Provided records:

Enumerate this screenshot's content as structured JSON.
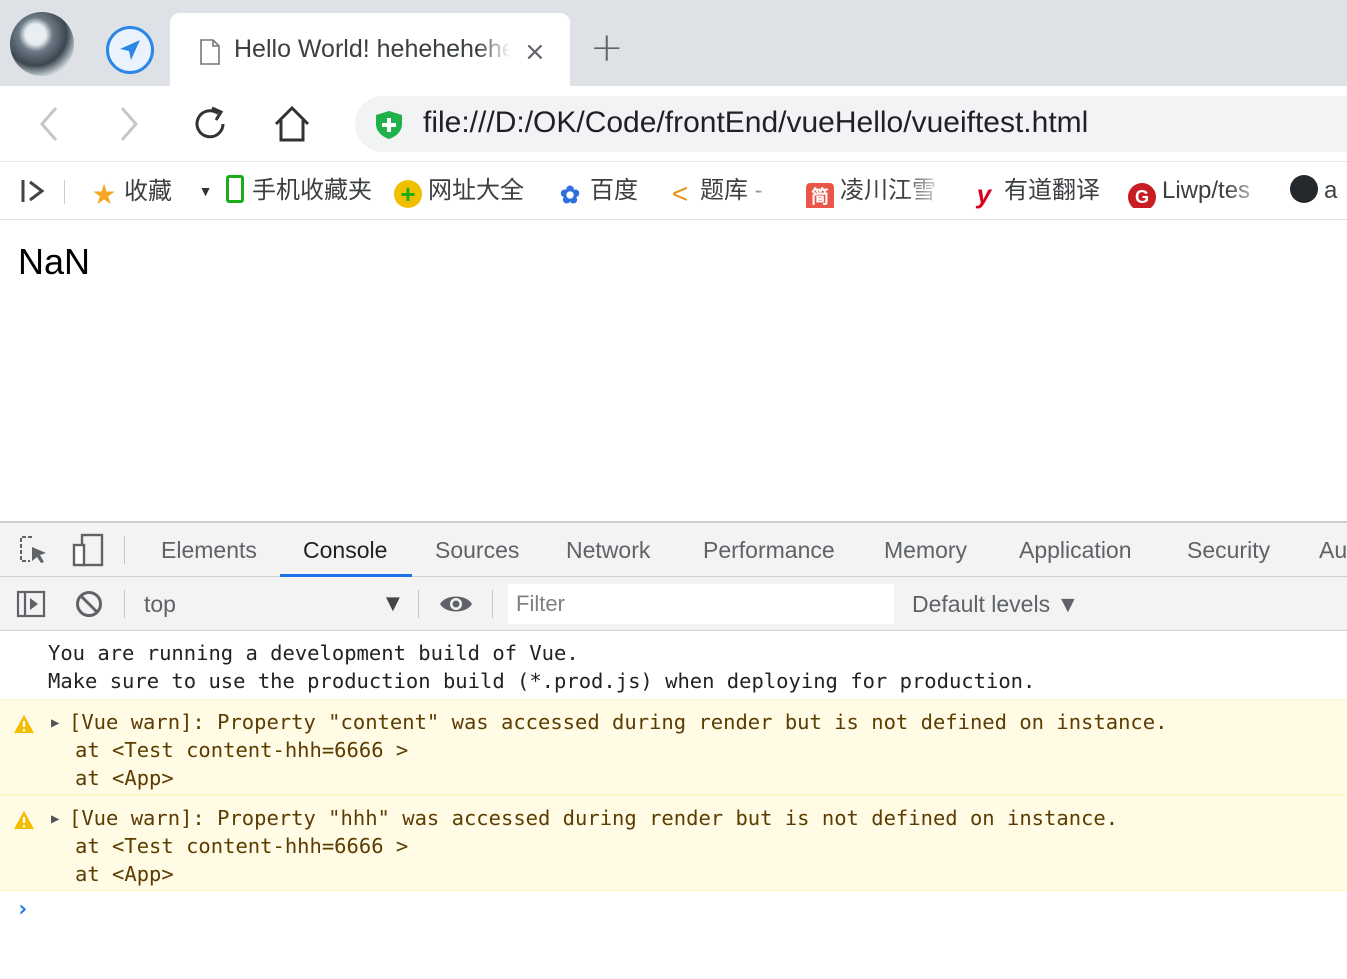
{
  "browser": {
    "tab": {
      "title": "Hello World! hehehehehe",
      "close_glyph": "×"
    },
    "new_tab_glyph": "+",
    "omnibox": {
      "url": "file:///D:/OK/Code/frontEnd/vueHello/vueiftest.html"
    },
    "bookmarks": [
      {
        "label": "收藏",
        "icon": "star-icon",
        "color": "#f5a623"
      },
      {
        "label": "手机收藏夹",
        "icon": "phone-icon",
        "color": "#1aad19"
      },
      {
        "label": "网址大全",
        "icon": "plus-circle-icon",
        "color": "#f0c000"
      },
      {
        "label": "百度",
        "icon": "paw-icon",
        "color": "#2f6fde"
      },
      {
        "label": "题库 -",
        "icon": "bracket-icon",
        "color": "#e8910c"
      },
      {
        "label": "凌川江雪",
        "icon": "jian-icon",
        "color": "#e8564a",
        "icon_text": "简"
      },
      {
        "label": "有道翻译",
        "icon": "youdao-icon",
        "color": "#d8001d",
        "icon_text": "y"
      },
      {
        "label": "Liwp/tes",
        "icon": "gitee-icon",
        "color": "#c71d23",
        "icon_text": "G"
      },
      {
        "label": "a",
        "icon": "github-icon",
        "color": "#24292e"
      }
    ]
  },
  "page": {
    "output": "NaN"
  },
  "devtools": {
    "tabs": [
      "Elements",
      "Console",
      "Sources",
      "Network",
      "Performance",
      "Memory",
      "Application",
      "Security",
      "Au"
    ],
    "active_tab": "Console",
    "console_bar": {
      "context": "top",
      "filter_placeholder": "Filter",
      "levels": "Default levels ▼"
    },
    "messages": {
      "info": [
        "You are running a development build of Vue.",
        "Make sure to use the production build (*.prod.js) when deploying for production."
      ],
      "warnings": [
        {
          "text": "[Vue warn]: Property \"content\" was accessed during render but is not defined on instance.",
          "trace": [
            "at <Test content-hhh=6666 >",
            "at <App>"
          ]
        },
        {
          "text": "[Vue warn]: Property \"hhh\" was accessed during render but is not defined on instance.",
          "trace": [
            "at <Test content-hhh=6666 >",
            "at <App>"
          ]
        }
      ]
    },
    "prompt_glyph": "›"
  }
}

==

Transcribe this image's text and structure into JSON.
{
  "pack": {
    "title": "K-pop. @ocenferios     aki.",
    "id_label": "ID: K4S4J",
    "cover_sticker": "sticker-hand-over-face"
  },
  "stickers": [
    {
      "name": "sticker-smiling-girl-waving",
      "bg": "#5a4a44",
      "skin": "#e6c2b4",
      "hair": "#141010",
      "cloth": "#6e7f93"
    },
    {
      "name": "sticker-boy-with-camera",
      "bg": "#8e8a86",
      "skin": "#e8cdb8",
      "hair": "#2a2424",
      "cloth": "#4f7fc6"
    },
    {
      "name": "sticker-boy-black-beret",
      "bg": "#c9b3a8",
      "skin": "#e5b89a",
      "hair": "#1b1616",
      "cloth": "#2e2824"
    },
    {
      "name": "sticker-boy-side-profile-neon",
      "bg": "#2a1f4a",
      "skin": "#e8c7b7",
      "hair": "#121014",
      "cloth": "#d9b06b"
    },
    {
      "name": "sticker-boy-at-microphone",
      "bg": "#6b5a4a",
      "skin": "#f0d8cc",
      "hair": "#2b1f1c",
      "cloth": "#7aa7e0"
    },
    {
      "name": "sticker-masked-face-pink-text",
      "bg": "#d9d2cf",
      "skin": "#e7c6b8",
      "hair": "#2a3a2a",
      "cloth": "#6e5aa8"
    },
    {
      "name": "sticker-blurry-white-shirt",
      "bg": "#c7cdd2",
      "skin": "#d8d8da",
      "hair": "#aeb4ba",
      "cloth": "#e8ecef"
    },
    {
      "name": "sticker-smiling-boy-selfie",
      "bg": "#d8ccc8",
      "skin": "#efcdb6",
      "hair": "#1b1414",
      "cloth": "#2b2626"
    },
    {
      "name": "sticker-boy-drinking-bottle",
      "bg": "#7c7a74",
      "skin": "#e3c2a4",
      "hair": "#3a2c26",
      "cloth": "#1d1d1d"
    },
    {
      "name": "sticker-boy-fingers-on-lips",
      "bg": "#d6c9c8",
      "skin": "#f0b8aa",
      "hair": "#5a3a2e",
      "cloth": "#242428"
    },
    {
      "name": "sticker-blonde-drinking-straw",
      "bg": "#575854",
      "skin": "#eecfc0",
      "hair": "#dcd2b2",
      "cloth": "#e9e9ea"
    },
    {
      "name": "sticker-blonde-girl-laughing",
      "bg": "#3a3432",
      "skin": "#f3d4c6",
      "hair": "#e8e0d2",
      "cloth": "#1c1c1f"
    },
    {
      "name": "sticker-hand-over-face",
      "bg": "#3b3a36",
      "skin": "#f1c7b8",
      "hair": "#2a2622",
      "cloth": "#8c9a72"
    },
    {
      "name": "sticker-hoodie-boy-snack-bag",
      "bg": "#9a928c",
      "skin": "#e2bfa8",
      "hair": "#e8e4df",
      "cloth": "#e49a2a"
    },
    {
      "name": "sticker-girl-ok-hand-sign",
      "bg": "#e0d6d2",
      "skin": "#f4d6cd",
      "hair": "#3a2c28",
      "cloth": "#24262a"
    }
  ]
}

Written exercise: Extract, from the listing above, every line where the string "face" occurs.

Exercise answer:
    "cover_sticker": "sticker-hand-over-face"
      "name": "sticker-masked-face-pink-text",
      "name": "sticker-hand-over-face",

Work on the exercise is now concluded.